● WRITTEN REQUEST: Comb the records below for the string "Jacob" and copy each line where it turns up.

● DATASET EXTRACT:
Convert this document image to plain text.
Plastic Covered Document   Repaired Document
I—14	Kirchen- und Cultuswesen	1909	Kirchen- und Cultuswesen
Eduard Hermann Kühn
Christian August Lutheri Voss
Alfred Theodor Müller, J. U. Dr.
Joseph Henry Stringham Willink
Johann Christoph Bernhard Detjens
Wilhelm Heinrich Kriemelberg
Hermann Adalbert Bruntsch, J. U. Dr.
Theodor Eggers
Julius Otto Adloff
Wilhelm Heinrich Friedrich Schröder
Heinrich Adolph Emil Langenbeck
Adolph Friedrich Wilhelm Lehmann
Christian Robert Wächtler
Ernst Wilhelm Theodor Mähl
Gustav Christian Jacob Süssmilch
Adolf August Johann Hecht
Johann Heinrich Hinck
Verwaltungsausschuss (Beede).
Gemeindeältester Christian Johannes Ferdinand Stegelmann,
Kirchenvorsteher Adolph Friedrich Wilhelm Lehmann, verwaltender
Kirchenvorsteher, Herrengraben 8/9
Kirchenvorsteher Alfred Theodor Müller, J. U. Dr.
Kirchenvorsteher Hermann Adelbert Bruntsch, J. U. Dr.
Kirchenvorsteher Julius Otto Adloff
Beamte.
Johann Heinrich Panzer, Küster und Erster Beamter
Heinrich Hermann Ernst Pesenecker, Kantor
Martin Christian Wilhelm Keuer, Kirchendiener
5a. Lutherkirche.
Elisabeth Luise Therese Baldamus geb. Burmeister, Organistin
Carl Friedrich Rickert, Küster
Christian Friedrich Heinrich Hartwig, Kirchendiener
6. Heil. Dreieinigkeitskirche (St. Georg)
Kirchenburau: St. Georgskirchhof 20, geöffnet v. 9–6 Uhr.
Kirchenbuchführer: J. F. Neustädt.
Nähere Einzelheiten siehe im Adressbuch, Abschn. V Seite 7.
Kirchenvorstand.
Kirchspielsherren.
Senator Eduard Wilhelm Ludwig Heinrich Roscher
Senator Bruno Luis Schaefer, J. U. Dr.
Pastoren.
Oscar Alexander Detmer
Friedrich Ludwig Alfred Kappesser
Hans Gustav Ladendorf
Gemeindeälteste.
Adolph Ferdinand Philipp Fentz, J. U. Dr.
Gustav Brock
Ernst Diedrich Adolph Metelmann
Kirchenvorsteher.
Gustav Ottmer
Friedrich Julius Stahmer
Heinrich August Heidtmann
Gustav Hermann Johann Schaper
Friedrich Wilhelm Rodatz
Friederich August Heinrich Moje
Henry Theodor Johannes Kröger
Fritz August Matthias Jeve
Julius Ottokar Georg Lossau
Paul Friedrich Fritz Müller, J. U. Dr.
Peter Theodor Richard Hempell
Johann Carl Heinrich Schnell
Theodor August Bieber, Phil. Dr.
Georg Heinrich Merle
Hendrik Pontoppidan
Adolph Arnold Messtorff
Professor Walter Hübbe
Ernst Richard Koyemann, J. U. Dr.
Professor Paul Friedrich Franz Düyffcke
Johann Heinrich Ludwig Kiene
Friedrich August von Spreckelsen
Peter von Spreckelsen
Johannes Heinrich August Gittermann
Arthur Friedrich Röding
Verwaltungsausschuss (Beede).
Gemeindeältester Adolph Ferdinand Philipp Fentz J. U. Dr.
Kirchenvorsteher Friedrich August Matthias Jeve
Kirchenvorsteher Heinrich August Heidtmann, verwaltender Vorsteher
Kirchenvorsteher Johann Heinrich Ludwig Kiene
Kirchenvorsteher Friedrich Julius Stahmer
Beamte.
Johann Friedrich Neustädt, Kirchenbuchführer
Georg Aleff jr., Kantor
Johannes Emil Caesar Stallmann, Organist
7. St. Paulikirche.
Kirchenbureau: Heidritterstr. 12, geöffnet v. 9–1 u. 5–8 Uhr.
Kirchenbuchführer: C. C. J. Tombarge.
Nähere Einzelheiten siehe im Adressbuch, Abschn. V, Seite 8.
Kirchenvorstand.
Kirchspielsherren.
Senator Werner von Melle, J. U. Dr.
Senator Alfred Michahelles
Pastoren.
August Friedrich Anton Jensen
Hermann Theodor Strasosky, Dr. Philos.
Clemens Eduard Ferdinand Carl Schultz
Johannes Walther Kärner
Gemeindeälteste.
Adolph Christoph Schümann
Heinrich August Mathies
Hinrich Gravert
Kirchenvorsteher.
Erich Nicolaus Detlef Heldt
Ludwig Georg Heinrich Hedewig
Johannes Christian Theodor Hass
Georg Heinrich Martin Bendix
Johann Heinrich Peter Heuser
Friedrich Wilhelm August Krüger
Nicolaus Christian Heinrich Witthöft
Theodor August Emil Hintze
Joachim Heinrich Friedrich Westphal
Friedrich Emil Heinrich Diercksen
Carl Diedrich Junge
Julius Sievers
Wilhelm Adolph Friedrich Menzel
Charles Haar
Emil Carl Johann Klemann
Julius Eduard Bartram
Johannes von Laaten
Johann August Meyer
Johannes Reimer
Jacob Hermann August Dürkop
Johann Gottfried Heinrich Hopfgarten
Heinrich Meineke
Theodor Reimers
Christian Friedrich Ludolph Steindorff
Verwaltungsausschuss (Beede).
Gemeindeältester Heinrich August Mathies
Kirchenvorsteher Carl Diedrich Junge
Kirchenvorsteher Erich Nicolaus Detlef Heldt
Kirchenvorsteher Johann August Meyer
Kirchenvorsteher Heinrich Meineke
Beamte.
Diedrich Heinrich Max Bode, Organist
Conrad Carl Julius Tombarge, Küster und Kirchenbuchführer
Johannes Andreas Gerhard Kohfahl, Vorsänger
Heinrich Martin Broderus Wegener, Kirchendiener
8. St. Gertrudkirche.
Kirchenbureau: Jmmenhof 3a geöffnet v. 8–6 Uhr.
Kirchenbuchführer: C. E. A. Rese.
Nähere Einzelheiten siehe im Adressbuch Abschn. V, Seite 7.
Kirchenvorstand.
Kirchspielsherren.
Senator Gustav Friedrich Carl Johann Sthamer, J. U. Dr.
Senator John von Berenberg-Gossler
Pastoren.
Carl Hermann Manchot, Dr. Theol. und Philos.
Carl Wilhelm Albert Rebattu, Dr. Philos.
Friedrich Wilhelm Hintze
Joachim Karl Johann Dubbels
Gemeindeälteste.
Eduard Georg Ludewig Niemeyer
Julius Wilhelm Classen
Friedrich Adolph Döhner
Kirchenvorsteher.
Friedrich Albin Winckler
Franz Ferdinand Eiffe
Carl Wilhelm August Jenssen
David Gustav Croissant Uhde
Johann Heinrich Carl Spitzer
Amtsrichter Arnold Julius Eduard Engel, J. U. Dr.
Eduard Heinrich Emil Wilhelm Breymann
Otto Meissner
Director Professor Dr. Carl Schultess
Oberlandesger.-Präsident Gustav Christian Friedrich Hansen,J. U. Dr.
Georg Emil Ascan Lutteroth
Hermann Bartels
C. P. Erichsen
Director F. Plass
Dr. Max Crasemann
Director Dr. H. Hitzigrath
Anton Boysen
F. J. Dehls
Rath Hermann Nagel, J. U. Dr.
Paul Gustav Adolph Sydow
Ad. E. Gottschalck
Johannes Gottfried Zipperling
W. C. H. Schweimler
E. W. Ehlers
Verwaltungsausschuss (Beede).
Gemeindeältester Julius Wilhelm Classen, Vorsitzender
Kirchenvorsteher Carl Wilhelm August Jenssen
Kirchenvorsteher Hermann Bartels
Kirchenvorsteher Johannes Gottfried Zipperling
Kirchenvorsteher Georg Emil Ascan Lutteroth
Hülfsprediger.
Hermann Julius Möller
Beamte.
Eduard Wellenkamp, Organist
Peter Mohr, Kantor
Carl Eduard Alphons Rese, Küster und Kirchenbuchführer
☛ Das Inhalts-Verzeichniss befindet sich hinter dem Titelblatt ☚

● PROBLEM SOLUTION:
Gustav Christian Jacob Süssmilch
Jacob Hermann August Dürkop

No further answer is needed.